EXERCISE REQUIREMENTS: In the material below, identify each line bearing the word "економічних". Reproduce those lines.

>> begin MATERIAL SHOWN

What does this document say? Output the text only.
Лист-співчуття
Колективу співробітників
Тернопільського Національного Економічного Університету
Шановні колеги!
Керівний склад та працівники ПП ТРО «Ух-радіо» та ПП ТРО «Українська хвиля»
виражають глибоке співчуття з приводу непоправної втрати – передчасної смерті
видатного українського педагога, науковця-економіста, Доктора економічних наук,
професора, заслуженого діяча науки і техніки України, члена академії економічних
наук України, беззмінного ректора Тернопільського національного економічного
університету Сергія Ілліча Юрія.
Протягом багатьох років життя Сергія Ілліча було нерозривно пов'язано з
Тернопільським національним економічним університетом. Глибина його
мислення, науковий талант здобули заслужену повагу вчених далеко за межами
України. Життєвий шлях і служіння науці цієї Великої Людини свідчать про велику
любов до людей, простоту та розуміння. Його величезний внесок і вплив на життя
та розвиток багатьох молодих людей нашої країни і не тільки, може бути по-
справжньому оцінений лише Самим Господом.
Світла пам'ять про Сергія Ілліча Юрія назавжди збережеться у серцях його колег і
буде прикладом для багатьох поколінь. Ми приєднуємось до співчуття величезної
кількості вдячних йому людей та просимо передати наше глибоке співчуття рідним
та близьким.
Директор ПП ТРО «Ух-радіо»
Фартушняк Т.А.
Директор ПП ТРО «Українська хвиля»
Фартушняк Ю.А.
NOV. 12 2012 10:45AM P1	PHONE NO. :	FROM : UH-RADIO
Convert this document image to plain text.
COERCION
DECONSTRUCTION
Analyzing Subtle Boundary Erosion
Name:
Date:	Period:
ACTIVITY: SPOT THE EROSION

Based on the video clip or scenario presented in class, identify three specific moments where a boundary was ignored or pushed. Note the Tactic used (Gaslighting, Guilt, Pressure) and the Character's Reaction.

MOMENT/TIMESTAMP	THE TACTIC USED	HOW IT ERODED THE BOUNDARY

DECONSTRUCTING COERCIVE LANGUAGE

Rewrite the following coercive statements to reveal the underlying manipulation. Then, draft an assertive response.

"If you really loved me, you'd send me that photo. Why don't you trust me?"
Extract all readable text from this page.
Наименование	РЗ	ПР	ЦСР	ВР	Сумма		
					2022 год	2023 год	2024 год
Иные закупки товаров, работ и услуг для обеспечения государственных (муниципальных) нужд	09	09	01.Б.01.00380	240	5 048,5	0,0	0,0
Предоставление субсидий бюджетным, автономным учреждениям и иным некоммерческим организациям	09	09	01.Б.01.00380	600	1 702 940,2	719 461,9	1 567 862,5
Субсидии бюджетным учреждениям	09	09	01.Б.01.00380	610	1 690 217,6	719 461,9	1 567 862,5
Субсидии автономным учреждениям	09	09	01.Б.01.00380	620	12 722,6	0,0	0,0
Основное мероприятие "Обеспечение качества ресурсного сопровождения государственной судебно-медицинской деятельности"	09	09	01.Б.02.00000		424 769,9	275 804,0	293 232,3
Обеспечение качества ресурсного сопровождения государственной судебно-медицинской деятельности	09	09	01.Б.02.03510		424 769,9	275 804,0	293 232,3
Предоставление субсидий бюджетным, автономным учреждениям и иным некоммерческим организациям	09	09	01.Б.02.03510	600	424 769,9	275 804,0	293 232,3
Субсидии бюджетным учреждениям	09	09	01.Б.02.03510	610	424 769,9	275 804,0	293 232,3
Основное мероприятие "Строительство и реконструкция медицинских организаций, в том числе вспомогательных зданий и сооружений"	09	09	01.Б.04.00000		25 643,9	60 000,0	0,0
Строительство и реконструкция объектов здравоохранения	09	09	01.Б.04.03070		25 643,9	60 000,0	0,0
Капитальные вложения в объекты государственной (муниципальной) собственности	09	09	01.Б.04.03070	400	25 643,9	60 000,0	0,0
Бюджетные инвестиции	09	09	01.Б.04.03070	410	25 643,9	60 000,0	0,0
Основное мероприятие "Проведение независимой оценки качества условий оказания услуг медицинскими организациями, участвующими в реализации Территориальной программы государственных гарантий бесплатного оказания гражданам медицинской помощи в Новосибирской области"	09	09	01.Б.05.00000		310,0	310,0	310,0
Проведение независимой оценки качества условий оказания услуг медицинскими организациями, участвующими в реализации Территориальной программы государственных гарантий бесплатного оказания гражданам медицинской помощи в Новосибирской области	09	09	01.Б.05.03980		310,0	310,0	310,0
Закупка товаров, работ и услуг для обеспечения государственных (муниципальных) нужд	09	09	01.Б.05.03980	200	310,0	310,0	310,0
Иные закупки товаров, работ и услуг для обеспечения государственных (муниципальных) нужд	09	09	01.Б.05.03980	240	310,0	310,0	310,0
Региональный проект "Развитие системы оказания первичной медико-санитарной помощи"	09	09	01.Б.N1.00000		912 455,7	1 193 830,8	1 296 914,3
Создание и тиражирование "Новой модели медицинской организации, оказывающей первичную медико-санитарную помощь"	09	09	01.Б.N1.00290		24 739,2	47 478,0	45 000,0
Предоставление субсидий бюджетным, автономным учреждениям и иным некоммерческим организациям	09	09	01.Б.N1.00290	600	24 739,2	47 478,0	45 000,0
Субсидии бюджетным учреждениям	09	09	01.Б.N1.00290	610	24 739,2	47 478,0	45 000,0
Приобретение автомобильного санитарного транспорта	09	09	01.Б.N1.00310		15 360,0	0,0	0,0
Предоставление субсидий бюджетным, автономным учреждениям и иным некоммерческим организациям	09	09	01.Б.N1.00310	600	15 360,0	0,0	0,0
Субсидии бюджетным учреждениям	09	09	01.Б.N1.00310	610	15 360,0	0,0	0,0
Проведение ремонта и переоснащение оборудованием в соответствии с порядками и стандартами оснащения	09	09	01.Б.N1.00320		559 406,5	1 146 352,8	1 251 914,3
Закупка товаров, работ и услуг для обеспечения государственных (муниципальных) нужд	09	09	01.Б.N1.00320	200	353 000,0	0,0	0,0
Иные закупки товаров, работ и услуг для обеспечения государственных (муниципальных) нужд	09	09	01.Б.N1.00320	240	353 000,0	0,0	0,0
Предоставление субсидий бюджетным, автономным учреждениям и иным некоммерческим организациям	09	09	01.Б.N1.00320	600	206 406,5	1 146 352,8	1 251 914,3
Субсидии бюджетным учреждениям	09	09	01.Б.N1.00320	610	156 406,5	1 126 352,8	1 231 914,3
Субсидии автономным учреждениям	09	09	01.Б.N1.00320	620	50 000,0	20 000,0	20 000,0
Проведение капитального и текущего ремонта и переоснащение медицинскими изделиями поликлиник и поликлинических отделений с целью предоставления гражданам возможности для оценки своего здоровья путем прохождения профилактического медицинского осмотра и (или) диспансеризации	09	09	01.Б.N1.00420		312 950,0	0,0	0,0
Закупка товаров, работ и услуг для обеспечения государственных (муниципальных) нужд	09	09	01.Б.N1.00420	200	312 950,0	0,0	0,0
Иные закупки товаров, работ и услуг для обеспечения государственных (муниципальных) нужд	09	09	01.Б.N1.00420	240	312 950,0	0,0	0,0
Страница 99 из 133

>> end MATERIAL SHOWN

FULL ANSWER:
видатного українського педагога, науковця-економіста, Доктора економічних наук,
професора, заслуженого діяча науки і техніки України, члена академії економічних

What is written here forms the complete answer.